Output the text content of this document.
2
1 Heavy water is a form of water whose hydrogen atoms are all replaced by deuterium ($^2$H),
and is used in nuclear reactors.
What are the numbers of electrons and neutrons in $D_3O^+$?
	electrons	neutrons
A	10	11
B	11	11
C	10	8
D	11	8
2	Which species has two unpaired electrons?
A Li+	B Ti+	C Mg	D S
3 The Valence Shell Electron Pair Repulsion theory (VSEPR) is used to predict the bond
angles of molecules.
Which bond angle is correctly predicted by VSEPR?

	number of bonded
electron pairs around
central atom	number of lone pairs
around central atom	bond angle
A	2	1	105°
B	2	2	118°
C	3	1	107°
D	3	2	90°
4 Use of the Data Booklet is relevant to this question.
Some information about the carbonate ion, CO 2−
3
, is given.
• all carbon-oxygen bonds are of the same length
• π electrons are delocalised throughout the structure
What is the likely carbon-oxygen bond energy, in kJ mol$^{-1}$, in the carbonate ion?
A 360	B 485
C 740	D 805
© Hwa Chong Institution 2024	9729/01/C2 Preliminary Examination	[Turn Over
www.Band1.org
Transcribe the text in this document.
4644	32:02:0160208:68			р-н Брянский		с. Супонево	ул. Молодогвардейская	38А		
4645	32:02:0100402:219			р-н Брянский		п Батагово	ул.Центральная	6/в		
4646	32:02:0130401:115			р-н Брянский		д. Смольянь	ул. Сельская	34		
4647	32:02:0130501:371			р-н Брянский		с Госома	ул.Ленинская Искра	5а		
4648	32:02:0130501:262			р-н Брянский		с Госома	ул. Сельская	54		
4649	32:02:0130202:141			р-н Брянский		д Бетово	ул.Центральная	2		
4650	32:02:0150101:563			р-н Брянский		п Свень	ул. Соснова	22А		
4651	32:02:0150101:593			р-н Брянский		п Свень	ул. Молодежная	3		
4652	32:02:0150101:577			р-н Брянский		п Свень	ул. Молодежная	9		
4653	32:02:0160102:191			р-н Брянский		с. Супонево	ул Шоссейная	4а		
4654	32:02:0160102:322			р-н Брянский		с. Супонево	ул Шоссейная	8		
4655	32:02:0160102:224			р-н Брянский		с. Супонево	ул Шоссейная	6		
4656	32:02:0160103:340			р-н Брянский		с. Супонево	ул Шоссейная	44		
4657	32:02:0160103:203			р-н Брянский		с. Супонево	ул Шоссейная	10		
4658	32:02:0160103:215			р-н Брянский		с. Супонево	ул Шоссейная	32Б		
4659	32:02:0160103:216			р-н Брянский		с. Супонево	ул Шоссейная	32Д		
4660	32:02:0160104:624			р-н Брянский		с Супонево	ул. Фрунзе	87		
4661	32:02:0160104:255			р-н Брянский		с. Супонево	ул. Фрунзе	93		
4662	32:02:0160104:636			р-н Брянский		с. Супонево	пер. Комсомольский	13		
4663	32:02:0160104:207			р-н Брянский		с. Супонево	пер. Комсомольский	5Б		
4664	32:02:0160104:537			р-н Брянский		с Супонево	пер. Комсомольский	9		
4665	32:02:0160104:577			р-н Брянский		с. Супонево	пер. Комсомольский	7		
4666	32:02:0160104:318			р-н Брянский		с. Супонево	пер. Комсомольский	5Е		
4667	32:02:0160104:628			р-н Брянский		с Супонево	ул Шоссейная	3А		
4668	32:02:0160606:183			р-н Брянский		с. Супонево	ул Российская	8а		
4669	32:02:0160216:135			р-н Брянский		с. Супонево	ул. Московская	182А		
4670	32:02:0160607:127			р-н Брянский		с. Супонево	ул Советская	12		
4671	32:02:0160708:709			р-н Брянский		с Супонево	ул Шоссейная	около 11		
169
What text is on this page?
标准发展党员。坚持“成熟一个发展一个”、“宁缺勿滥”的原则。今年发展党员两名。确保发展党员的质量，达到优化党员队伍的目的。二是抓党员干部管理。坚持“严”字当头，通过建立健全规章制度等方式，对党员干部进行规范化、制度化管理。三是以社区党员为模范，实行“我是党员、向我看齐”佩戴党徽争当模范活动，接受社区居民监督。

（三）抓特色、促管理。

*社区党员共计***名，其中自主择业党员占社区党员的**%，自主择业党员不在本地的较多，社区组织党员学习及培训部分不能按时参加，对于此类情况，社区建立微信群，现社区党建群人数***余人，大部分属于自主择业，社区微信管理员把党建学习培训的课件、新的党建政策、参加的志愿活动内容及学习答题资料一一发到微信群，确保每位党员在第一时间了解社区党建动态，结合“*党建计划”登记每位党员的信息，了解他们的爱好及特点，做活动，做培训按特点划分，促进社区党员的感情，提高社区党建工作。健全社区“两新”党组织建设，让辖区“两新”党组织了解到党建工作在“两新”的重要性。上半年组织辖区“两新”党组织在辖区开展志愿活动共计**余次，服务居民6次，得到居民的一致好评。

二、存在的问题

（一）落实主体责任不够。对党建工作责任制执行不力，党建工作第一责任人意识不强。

★ ★ ★ ★ ★

Set exercise:
Copy every line of the listing containing the string "Комсомольский".

Solved problem:
4662	32:02:0160104:636			р-н Брянский		с. Супонево	пер. Комсомольский	13		
4663	32:02:0160104:207			р-н Брянский		с. Супонево	пер. Комсомольский	5Б		
4664	32:02:0160104:537			р-н Брянский		с Супонево	пер. Комсомольский	9		
4665	32:02:0160104:577			р-н Брянский		с. Супонево	пер. Комсомольский	7		
4666	32:02:0160104:318			р-н Брянский		с. Супонево	пер. Комсомольский	5Е		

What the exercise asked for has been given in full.